● **Aim**
Extend the news article on the Poynter Institute's search for new funding, picking up right after its final sentence.

● **Selected text**
◇ ◇ ◇ ◇

The renowned Poynter Institute for Media Studies in St. Petersburg is turning to new funding options as officials acknowledge their traditional source, the Tampa Bay Times, can no longer finance its parent organization.
The nonprofit Poynter Institute is recruiting new philanthropy experts, launching a massive fund-raising drive and exploring land sales as financial support from the St. Petersburg-based newspaper is "no longer viable."
"These have been difficult times," said Poynter President Karen Dunlap. The institute's posh campus with the bay view makes "a number of people think there's a huge pot of gold in a closet somewhere in Poynter. That's not true. I've looked."
That acknowledgment, along with an April 24 online advertisement for the Poynter philanthropy job, opens a rare window into the financial status of the normally private Times operation.
The Times sells more copies than any newspaper in Florida and often advocates for transparency in major institutions, yet the paper declines to provide details on operations, including revenue, profits, layoffs and annual contributions to Poynter.
A closely held, for-profit company, the Times is owned by the nonprofit Poynter Institute, which the Internal Revenue Service classifies as a school.
The paper's patriarch, the late Nelson Poynter, set up that arrangement in the 1970s to protect the Times from potential takeovers and establish a school for professional journalists.
At its campus and online, Poynter hosts hundreds of classes each year for beginning, mid-level and senior media professionals on subjects, including basic story-writing and advanced social media technology.

◇ ◇ ◇ ◇

● **Material shown**
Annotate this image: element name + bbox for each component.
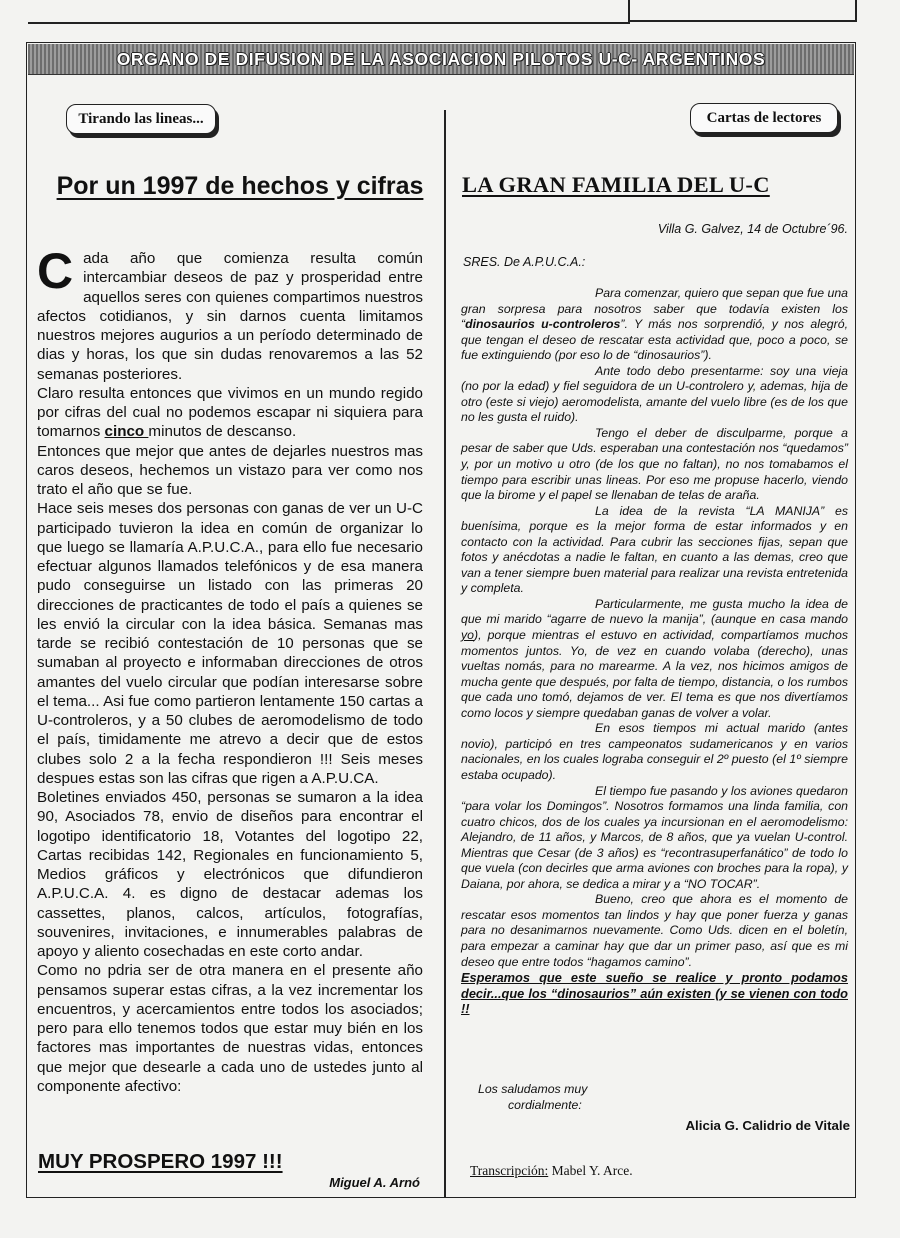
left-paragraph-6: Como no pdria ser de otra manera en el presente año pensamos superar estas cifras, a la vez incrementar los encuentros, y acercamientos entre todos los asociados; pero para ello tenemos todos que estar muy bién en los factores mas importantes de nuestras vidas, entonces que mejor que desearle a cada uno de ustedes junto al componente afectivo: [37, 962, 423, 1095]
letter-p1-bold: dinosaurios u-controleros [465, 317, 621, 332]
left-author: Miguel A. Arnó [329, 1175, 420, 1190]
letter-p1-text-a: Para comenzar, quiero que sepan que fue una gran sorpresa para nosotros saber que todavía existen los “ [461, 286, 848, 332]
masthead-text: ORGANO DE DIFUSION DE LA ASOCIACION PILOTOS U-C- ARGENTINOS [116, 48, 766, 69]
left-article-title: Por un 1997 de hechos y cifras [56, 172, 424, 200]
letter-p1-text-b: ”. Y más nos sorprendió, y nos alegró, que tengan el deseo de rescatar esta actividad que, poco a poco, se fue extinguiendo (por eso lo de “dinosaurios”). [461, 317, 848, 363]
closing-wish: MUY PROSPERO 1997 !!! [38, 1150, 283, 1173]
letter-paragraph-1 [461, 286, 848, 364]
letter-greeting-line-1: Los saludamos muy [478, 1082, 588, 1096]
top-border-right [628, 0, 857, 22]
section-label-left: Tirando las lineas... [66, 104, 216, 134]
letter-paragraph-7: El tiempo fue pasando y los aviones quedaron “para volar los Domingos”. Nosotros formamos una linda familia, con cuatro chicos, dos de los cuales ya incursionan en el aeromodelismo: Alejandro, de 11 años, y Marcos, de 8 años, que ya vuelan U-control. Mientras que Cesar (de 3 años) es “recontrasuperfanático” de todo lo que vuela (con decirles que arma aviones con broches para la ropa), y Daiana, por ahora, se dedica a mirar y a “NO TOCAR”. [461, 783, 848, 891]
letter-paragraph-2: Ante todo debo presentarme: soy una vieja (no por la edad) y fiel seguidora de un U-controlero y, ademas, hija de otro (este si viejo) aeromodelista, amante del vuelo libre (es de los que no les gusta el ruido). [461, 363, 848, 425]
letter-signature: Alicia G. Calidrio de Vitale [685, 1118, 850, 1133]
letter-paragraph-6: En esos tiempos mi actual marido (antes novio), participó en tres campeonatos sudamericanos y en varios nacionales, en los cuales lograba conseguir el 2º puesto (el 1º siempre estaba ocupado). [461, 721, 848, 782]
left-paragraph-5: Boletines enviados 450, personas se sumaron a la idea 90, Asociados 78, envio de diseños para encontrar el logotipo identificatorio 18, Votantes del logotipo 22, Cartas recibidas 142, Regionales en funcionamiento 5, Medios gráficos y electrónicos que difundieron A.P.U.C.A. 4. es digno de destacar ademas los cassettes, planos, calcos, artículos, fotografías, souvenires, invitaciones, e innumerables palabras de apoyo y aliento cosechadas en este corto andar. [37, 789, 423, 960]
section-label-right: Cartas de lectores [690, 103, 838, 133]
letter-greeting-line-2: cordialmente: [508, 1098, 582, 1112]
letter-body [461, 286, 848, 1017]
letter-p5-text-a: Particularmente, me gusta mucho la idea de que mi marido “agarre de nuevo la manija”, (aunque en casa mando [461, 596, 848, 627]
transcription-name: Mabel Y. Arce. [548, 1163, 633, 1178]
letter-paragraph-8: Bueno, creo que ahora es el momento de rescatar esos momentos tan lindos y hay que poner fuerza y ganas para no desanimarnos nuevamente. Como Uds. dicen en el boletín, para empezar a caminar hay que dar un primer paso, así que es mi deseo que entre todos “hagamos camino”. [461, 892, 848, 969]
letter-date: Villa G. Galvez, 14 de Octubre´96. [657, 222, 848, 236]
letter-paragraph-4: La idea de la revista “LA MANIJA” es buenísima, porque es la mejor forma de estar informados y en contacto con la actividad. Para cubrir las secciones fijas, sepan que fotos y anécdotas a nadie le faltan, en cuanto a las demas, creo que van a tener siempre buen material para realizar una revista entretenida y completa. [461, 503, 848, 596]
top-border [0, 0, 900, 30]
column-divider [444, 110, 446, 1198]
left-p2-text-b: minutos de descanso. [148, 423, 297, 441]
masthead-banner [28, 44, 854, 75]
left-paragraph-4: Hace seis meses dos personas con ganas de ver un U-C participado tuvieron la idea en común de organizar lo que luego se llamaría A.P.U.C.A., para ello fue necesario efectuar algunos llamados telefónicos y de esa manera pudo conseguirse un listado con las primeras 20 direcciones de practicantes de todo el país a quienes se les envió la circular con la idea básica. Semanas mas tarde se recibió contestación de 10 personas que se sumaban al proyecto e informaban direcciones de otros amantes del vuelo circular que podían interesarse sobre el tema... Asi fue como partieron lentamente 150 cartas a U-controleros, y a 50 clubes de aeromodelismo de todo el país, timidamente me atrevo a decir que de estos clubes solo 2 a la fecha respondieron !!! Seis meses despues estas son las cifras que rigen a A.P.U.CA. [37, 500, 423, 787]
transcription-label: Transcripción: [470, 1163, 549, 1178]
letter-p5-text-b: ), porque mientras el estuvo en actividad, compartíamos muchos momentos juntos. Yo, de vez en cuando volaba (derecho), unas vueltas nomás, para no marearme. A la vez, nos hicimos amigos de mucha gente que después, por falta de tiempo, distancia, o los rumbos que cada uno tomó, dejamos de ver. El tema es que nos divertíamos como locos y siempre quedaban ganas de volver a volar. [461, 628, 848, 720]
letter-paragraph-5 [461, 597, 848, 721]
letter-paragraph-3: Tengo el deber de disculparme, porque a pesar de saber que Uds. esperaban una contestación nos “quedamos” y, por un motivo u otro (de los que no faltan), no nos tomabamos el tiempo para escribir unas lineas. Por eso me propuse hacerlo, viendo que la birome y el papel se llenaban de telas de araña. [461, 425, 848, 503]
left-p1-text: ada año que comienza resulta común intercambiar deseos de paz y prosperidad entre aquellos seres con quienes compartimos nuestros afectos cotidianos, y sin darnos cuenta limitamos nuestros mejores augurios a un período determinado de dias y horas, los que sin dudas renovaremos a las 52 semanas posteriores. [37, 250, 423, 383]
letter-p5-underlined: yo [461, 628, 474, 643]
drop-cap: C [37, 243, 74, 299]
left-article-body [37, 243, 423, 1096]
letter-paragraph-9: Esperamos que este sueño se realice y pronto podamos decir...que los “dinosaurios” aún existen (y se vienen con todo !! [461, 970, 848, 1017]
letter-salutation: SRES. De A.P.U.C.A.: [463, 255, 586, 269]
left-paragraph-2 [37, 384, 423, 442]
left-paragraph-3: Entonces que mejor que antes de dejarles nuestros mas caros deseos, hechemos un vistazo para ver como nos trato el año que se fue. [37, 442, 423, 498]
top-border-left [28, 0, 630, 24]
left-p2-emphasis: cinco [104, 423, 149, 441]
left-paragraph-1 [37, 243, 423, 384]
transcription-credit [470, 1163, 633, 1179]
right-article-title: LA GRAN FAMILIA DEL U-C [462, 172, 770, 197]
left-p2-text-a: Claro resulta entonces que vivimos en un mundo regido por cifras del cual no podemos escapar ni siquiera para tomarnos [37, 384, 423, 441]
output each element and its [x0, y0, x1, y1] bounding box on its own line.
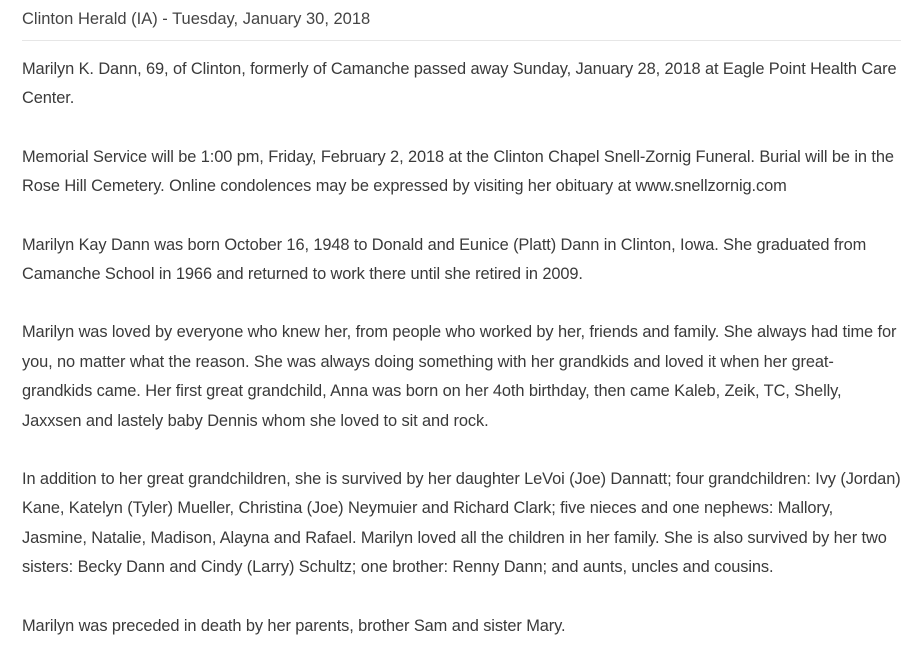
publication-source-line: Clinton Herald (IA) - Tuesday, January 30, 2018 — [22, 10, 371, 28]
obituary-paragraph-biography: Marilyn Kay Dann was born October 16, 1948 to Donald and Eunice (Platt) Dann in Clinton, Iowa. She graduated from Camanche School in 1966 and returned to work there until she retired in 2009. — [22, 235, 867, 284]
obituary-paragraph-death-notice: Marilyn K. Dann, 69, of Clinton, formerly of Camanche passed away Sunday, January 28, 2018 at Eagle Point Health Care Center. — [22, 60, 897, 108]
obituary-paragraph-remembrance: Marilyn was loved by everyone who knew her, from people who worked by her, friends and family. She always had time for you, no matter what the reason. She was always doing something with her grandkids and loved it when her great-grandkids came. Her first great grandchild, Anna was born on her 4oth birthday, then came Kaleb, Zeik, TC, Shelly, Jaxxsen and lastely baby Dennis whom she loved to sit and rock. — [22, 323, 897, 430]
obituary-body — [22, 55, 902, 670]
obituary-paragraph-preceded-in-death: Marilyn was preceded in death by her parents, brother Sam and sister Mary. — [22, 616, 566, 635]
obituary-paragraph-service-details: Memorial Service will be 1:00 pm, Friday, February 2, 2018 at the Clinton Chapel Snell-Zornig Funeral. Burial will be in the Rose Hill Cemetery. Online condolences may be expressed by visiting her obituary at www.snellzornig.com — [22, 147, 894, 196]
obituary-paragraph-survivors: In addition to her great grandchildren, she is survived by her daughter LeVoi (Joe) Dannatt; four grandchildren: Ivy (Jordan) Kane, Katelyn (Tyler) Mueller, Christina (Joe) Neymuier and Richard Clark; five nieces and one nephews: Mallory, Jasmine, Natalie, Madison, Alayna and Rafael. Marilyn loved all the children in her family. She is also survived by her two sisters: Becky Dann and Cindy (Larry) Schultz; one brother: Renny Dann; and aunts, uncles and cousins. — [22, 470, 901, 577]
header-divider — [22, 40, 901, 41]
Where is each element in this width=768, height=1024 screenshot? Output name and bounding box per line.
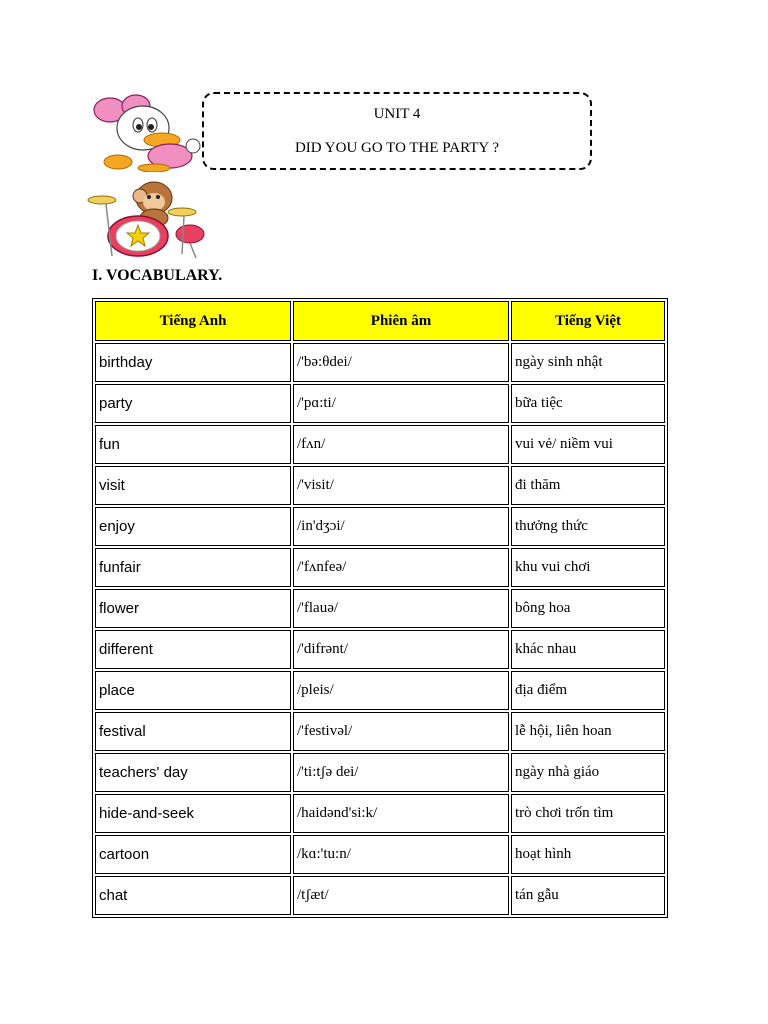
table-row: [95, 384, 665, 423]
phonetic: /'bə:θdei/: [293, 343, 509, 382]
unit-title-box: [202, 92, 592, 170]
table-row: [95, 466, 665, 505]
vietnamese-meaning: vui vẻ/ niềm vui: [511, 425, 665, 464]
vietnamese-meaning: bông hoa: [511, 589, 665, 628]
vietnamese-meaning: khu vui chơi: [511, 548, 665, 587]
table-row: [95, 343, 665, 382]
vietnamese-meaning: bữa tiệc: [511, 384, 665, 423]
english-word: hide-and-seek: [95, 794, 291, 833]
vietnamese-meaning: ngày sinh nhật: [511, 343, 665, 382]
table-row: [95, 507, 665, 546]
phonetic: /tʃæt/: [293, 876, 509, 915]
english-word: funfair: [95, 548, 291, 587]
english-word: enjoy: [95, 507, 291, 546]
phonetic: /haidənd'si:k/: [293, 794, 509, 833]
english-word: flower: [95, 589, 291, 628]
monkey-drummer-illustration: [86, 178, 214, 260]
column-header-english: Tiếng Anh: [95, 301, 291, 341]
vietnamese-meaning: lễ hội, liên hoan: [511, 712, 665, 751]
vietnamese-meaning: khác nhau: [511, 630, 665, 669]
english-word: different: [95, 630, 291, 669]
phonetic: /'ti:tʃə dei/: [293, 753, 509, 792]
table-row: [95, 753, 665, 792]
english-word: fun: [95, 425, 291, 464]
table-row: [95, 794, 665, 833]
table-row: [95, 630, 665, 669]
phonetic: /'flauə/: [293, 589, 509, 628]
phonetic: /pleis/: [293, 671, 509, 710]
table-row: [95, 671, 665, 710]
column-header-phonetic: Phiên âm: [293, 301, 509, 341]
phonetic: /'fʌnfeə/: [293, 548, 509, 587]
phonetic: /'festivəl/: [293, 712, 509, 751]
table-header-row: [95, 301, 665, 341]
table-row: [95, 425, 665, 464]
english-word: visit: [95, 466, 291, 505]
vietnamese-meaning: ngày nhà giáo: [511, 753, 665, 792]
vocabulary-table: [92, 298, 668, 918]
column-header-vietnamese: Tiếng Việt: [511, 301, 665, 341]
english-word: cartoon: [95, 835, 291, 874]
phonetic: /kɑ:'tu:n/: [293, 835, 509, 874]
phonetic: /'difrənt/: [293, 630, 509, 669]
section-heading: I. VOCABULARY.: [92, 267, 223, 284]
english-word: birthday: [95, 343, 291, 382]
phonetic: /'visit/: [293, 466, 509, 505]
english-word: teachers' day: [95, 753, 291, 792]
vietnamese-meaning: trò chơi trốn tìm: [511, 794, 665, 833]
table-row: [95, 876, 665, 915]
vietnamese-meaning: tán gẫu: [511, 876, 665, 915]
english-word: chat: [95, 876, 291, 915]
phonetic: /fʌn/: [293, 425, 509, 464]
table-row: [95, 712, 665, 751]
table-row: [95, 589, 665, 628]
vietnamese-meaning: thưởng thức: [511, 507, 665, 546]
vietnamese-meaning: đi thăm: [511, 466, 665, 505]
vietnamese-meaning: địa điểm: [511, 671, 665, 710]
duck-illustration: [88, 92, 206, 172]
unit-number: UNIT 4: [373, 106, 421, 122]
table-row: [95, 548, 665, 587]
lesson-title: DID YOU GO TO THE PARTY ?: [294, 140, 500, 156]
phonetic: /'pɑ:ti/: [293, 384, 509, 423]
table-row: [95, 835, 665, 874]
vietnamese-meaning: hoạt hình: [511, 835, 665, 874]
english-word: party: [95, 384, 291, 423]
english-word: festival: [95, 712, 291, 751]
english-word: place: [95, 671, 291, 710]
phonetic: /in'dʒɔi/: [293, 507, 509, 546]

◇ ◇ ◇ ◇

● **Response to this exercise**
Even in normal times, tuition payments for those classes cover only a fraction of Poynter's expenses, which stood at $8.5 million in 2010, down from $9.6 two years before. Out of Poynter's $6 million current annual budget, only $2 million has come from foundations and local fund-raising drives. A periodic "dividend" from the Times normally helps close the gap.
Now, however, fewer news organizations can afford to send staff to Poynter for classes — eroding the tuition base — and the Tampa Bay Times cannot afford payments to Poynter to support all operations.
The Times and the newspaper industry as a whole are undergoing wrenching changes as more readers and advertisers go online, and papers in cities as large as New Orleans end daily distribution.
In response, the Times is cutting back, shedding reporters and selling assets.
In February, the Times signed a deal to sell a nearby parking lot in downtown St. Petersburg to an apartment developer. Though the price wasn't disclosed, the land was assessed at $2.8 million. The Times also sold a Clearwater bureau building for $2.2 million.
Though Times officials declined to comment on finances for this story, Poynter's filings with the IRS reflect the financial challenges the newspaper faces.
Revenue at the overall Times Holding Company has been falling, according to Poynter's official tax filings. Times revenue in 2009 stood at $274.7 million, which included the sale of its Washington-based Congressional Quarterly publication. Times officials declined to say for how much.
Then in 2010, revenue fell to $159 million, a drop of 42 percent. At the same time, assets, including physical property, stood at $122.9 million in 2008, then $113.4 million in 2009 and $83 million in 2010.
Still, Poynter and the Times stand out in the area by paying some employees more than 10 times the average salary in Pinellas County.
According to the most currently available IRS documents, Times Chairman and CEO Paul Tash took home a salary and bonus totaling $518,261 in 2010. Dunlap was paid $261,291, while Poynter treasurer and Times Chief Financial OfficerJana Jones received $300,610.
Poynter faculty such as television expert Alan Tompkins received $174,006 and writing specialist Roy Peter Clark received $168,463.
The Times and Poynter operate in separate buildings in downtown St. Petersburg. But in a sign of their cooperative relationship, Tash is simultaneously chairman and CEO of the Times Publishing Co. and on the board of trustees of Poynter.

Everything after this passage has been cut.